◆ **PROBLEM REQUIREMENTS**
From the listing below, pull out the lines that hold "район".

═══

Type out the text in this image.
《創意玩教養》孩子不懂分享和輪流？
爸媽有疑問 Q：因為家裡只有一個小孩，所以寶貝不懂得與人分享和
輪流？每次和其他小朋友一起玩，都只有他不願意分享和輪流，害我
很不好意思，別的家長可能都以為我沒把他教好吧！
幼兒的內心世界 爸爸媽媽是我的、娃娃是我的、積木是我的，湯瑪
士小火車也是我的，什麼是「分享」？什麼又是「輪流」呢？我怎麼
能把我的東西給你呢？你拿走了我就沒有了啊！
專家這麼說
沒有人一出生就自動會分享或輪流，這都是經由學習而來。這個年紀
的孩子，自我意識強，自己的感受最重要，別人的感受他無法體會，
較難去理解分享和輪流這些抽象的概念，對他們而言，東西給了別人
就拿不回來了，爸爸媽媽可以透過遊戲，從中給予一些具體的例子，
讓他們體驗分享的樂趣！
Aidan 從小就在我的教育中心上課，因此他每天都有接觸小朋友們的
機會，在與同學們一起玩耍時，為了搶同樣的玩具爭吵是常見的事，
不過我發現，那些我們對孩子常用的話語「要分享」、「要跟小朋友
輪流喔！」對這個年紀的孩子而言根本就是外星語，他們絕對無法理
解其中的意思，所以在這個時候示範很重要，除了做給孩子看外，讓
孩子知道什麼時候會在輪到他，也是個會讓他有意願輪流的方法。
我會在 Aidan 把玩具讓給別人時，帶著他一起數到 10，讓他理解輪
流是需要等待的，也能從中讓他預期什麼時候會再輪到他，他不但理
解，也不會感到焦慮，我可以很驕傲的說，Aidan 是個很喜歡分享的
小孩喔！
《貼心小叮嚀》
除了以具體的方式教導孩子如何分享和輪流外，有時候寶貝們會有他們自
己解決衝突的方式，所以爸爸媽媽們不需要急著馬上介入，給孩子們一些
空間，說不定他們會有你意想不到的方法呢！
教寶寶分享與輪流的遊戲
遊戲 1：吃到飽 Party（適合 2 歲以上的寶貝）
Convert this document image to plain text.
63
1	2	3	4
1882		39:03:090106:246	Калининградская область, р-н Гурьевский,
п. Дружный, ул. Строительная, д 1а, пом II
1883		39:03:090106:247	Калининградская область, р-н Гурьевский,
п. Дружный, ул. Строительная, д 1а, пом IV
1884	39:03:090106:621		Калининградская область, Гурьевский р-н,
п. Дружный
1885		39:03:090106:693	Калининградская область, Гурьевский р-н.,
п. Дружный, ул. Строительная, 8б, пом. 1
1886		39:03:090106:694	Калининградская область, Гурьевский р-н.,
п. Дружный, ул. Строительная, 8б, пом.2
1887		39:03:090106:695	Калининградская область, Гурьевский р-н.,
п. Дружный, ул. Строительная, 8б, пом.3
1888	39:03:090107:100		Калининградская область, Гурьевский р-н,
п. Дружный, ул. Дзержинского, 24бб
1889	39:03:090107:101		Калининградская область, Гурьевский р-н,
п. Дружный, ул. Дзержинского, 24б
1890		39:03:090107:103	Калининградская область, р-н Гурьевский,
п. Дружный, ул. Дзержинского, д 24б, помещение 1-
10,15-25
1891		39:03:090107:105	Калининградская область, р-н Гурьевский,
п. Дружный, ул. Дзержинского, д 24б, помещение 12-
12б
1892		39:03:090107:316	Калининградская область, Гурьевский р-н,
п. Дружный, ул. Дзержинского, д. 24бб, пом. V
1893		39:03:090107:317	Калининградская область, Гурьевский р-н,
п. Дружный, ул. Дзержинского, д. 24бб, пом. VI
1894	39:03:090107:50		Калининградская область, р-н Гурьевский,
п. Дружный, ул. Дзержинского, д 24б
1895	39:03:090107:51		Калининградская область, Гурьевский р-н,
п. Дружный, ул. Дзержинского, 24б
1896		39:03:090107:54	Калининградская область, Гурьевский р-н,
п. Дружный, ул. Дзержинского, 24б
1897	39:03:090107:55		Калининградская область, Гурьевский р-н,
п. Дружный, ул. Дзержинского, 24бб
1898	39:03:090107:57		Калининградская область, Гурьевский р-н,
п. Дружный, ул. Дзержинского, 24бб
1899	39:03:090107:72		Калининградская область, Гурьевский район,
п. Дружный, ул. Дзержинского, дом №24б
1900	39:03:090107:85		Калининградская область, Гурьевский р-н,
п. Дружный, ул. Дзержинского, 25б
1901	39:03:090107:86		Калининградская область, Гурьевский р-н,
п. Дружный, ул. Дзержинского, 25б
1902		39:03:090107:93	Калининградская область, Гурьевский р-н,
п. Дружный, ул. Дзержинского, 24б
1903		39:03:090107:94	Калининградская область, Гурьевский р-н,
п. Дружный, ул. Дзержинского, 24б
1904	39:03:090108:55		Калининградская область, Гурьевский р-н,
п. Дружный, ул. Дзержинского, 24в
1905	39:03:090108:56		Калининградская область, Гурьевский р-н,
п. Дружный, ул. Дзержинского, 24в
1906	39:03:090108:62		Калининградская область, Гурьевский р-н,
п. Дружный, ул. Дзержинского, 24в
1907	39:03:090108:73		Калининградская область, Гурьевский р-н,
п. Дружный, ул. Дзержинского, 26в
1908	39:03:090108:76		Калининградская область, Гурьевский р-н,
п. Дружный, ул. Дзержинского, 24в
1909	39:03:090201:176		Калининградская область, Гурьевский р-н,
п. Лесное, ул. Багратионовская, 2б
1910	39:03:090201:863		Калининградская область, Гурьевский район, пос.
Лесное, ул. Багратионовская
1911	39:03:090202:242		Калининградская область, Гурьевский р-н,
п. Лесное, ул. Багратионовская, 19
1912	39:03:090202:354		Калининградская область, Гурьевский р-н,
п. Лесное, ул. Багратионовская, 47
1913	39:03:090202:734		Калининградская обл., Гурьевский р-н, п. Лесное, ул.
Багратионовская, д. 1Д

═══

◆ **EXERCISE RESPONSE**
1899	39:03:090107:72		Калининградская область, Гурьевский район,
1910	39:03:090201:863		Калининградская область, Гурьевский район, пос.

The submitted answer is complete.